*Description of the task:* Copy out all the records, word for word.

*Dataset records:*
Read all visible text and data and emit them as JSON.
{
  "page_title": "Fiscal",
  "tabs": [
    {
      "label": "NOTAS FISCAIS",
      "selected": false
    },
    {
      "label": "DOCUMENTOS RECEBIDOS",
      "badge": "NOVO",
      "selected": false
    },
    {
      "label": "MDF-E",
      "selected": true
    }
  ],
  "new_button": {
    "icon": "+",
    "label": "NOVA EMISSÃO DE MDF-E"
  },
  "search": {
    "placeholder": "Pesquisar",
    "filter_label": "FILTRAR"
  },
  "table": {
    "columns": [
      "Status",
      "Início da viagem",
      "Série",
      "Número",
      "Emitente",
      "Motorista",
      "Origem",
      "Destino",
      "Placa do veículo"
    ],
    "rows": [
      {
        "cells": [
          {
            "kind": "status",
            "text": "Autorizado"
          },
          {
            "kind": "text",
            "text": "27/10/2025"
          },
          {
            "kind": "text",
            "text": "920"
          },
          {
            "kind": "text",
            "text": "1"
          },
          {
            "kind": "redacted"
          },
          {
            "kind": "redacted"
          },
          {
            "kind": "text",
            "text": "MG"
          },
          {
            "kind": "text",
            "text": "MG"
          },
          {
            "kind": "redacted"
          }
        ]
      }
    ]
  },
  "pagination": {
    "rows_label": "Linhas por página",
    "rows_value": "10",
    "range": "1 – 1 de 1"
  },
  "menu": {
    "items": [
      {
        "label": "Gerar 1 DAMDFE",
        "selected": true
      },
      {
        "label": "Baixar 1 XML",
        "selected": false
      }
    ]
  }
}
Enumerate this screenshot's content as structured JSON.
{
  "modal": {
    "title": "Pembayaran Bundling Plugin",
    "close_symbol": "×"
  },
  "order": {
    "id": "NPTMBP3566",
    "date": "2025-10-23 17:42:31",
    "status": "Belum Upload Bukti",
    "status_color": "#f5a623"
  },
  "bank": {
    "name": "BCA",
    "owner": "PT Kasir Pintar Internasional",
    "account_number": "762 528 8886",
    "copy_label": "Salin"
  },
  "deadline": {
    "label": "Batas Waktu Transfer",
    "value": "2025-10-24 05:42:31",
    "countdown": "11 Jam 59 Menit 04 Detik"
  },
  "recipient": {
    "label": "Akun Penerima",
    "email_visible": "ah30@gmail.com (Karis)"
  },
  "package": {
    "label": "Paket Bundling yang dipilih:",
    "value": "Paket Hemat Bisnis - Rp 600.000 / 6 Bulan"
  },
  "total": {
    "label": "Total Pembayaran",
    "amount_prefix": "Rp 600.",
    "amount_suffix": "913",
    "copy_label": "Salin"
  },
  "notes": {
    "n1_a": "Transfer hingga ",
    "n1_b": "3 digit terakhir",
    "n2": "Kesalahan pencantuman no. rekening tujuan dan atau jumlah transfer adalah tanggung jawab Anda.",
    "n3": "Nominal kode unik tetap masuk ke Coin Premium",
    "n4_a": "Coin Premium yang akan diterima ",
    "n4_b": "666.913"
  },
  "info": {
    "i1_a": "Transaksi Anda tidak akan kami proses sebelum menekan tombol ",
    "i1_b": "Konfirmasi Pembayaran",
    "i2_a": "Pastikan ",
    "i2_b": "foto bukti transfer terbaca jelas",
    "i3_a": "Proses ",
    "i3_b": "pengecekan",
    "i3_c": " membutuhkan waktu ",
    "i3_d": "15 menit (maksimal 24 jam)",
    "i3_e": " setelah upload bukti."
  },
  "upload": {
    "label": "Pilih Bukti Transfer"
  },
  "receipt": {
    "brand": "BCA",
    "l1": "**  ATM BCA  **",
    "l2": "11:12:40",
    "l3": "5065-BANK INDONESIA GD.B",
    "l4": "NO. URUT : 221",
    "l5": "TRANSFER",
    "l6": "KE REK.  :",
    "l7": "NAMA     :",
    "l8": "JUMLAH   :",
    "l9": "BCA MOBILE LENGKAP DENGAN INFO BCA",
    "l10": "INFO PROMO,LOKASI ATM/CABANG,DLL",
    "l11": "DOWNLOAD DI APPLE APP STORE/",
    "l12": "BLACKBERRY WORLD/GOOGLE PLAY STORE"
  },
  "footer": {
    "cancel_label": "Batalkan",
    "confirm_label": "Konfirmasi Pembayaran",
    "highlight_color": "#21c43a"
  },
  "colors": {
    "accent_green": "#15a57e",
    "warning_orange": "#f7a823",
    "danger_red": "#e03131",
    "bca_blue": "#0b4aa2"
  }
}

*Completed exercise:*
Read all visible text and data and emit them as JSON.
{
  "page_title": "Fiscal",
  "tabs": [
    {
      "label": "NOTAS FISCAIS",
      "selected": false
    },
    {
      "label": "DOCUMENTOS RECEBIDOS",
      "badge": "NOVO",
      "selected": false
    },
    {
      "label": "MDF-E",
      "selected": true
    }
  ],
  "new_button": {
    "icon": "+",
    "label": "NOVA EMISSÃO DE MDF-E"
  },
  "search": {
    "placeholder": "Pesquisar",
    "filter_label": "FILTRAR"
  },
  "table": {
    "columns": [
      "Status",
      "Início da viagem",
      "Série",
      "Número",
      "Emitente",
      "Motorista",
      "Origem",
      "Destino",
      "Placa do veículo"
    ],
    "rows": [
      {
        "cells": [
          {
            "kind": "status",
            "text": "Autorizado"
          },
          {
            "kind": "text",
            "text": "27/10/2025"
          },
          {
            "kind": "text",
            "text": "920"
          },
          {
            "kind": "text",
            "text": "1"
          },
          {
            "kind": "redacted"
          },
          {
            "kind": "redacted"
          },
          {
            "kind": "text",
            "text": "MG"
          },
          {
            "kind": "text",
            "text": "MG"
          },
          {
            "kind": "redacted"
          }
        ]
      }
    ]
  },
  "pagination": {
    "rows_label": "Linhas por página",
    "rows_value": "10",
    "range": "1 – 1 de 1"
  },
  "menu": {
    "items": [
      {
        "label": "Gerar 1 DAMDFE",
        "selected": true
      },
      {
        "label": "Baixar 1 XML",
        "selected": false
      }
    ]
  }
}
Enumerate this screenshot's content as structured JSON.
{
  "modal": {
    "title": "Pembayaran Bundling Plugin",
    "close_symbol": "×"
  },
  "order": {
    "id": "NPTMBP3566",
    "date": "2025-10-23 17:42:31",
    "status": "Belum Upload Bukti",
    "status_color": "#f5a623"
  },
  "bank": {
    "name": "BCA",
    "owner": "PT Kasir Pintar Internasional",
    "account_number": "762 528 8886",
    "copy_label": "Salin"
  },
  "deadline": {
    "label": "Batas Waktu Transfer",
    "value": "2025-10-24 05:42:31",
    "countdown": "11 Jam 59 Menit 04 Detik"
  },
  "recipient": {
    "label": "Akun Penerima",
    "email_visible": "ah30@gmail.com (Karis)"
  },
  "package": {
    "label": "Paket Bundling yang dipilih:",
    "value": "Paket Hemat Bisnis - Rp 600.000 / 6 Bulan"
  },
  "total": {
    "label": "Total Pembayaran",
    "amount_prefix": "Rp 600.",
    "amount_suffix": "913",
    "copy_label": "Salin"
  },
  "notes": {
    "n1_a": "Transfer hingga ",
    "n1_b": "3 digit terakhir",
    "n2": "Kesalahan pencantuman no. rekening tujuan dan atau jumlah transfer adalah tanggung jawab Anda.",
    "n3": "Nominal kode unik tetap masuk ke Coin Premium",
    "n4_a": "Coin Premium yang akan diterima ",
    "n4_b": "666.913"
  },
  "info": {
    "i1_a": "Transaksi Anda tidak akan kami proses sebelum menekan tombol ",
    "i1_b": "Konfirmasi Pembayaran",
    "i2_a": "Pastikan ",
    "i2_b": "foto bukti transfer terbaca jelas",
    "i3_a": "Proses ",
    "i3_b": "pengecekan",
    "i3_c": " membutuhkan waktu ",
    "i3_d": "15 menit (maksimal 24 jam)",
    "i3_e": " setelah upload bukti."
  },
  "upload": {
    "label": "Pilih Bukti Transfer"
  },
  "receipt": {
    "brand": "BCA",
    "l1": "**  ATM BCA  **",
    "l2": "11:12:40",
    "l3": "5065-BANK INDONESIA GD.B",
    "l4": "NO. URUT : 221",
    "l5": "TRANSFER",
    "l6": "KE REK.  :",
    "l7": "NAMA     :",
    "l8": "JUMLAH   :",
    "l9": "BCA MOBILE LENGKAP DENGAN INFO BCA",
    "l10": "INFO PROMO,LOKASI ATM/CABANG,DLL",
    "l11": "DOWNLOAD DI APPLE APP STORE/",
    "l12": "BLACKBERRY WORLD/GOOGLE PLAY STORE"
  },
  "footer": {
    "cancel_label": "Batalkan",
    "confirm_label": "Konfirmasi Pembayaran",
    "highlight_color": "#21c43a"
  },
  "colors": {
    "accent_green": "#15a57e",
    "warning_orange": "#f7a823",
    "danger_red": "#e03131",
    "bca_blue": "#0b4aa2"
  }
}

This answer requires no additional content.